Your assignment —
Determine how many lines of the listing contain the word "Surely". The reply is that number alone.

Material for this task —
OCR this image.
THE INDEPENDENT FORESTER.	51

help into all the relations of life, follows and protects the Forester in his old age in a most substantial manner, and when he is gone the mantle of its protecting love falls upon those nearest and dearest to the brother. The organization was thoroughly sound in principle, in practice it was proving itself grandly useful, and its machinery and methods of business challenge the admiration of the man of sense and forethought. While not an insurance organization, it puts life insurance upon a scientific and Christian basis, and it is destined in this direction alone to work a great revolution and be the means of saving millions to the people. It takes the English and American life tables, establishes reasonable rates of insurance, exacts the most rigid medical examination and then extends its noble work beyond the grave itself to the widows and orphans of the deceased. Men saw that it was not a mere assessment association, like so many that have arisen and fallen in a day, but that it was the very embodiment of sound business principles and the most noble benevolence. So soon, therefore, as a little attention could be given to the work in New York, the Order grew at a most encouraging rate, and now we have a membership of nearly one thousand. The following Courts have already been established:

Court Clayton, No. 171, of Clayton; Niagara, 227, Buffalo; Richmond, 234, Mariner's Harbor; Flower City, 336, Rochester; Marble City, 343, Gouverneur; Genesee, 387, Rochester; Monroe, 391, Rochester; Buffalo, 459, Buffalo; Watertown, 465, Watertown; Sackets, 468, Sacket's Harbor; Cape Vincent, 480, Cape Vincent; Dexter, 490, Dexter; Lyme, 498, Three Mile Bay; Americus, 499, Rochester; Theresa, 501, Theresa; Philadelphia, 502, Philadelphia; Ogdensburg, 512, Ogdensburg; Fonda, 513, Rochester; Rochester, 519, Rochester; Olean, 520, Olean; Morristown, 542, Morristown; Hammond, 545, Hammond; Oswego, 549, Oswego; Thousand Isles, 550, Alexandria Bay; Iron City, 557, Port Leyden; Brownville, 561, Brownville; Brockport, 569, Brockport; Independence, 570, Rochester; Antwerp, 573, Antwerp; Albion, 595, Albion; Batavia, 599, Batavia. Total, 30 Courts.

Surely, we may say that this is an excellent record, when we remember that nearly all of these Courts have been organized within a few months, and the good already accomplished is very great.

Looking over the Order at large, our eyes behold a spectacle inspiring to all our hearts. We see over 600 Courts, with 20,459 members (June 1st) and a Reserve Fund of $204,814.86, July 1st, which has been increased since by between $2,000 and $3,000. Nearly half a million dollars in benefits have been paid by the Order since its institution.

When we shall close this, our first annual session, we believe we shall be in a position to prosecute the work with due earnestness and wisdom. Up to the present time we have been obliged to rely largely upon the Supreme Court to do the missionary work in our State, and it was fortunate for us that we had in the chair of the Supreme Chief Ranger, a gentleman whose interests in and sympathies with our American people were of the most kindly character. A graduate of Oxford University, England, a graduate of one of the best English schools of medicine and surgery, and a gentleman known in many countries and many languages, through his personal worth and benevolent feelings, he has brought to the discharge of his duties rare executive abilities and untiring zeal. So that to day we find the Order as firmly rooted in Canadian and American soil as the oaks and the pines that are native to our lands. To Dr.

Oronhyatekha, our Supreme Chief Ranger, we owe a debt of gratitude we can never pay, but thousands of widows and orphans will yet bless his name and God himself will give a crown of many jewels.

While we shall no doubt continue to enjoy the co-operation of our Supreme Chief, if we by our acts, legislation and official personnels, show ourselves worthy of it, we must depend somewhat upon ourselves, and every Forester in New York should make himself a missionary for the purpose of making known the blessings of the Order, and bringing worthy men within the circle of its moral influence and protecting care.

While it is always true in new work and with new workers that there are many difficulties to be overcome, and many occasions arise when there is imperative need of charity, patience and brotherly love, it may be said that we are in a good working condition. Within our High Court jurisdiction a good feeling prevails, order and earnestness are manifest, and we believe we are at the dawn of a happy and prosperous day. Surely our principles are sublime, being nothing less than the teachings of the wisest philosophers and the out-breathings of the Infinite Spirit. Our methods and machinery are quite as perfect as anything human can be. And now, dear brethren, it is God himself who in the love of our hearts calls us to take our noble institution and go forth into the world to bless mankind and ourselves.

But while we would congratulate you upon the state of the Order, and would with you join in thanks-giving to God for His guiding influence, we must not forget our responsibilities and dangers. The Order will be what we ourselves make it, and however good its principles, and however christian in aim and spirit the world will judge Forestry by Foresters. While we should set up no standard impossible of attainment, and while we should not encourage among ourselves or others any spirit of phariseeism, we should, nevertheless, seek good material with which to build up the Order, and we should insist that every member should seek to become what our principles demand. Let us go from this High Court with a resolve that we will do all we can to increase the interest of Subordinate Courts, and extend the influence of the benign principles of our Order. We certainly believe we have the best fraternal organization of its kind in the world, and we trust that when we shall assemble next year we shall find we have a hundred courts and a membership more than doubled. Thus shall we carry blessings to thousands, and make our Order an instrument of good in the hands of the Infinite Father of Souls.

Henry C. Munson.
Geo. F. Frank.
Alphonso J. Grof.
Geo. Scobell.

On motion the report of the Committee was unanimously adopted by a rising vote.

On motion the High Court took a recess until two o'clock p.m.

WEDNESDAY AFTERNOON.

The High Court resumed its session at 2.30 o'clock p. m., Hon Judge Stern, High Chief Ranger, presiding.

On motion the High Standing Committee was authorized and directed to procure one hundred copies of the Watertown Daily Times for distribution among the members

Exercise result —
2